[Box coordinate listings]
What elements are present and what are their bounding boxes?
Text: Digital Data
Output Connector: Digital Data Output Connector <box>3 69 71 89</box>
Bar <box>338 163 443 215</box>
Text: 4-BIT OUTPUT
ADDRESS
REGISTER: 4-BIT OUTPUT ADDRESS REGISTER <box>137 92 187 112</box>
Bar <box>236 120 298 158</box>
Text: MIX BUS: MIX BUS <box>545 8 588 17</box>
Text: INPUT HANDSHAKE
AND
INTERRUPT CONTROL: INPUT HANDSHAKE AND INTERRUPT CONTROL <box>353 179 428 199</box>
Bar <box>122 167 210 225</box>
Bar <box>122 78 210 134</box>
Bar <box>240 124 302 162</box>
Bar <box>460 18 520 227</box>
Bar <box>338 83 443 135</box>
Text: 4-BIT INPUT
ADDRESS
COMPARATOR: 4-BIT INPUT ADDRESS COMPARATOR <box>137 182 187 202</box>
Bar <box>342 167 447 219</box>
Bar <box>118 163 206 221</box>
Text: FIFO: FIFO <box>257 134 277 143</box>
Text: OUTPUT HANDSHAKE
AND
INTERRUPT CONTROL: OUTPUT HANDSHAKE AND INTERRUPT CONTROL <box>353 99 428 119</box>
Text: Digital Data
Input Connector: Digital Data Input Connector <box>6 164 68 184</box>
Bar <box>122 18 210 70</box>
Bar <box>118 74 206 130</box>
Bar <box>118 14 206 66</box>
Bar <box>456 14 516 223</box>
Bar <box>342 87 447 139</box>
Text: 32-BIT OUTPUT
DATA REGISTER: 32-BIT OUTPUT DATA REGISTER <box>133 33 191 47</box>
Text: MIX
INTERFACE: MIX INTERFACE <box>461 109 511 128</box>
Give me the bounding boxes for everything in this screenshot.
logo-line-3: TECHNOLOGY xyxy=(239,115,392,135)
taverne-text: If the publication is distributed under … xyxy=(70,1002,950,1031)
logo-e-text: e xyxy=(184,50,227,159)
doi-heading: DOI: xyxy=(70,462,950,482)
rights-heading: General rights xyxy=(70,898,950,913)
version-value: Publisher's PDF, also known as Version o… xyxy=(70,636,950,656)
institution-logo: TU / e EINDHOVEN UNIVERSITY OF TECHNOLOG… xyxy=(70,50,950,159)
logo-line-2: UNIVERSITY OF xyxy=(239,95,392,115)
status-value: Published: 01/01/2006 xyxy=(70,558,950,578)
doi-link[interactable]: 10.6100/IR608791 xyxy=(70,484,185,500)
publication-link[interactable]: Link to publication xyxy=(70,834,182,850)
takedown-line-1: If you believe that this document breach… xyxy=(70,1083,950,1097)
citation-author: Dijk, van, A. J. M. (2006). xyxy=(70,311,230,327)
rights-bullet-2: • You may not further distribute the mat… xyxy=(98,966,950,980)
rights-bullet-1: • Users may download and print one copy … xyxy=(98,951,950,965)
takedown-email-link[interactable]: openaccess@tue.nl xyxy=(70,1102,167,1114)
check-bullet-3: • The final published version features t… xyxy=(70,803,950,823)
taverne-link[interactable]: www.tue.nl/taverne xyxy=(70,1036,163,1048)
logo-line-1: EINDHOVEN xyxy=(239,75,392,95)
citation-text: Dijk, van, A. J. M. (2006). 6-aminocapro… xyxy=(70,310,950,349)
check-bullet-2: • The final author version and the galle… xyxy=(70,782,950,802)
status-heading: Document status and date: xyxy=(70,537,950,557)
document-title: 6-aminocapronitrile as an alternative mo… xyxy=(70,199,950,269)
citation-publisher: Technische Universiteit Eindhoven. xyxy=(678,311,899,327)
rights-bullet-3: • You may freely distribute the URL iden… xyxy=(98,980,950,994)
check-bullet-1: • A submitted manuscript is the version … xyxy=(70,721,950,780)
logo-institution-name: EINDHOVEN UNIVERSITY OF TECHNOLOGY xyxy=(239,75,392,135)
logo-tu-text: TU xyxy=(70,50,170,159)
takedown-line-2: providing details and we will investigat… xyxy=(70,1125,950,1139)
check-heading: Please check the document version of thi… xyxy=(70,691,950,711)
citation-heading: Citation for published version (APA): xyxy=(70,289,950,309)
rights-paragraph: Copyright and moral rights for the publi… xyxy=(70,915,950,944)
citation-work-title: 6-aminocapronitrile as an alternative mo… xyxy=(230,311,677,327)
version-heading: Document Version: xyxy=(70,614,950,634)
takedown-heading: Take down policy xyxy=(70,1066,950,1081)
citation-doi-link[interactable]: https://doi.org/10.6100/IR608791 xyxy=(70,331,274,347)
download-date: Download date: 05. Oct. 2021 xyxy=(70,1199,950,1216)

Task to carry out: Copy out the lines verbatim, from the start of the records through the line containing "Bar <box>236 120 298 158</box>".

Solution:
What elements are present and what are their bounding boxes?
Text: Digital Data
Output Connector: Digital Data Output Connector <box>3 69 71 89</box>
Bar <box>338 163 443 215</box>
Text: 4-BIT OUTPUT
ADDRESS
REGISTER: 4-BIT OUTPUT ADDRESS REGISTER <box>137 92 187 112</box>
Bar <box>236 120 298 158</box>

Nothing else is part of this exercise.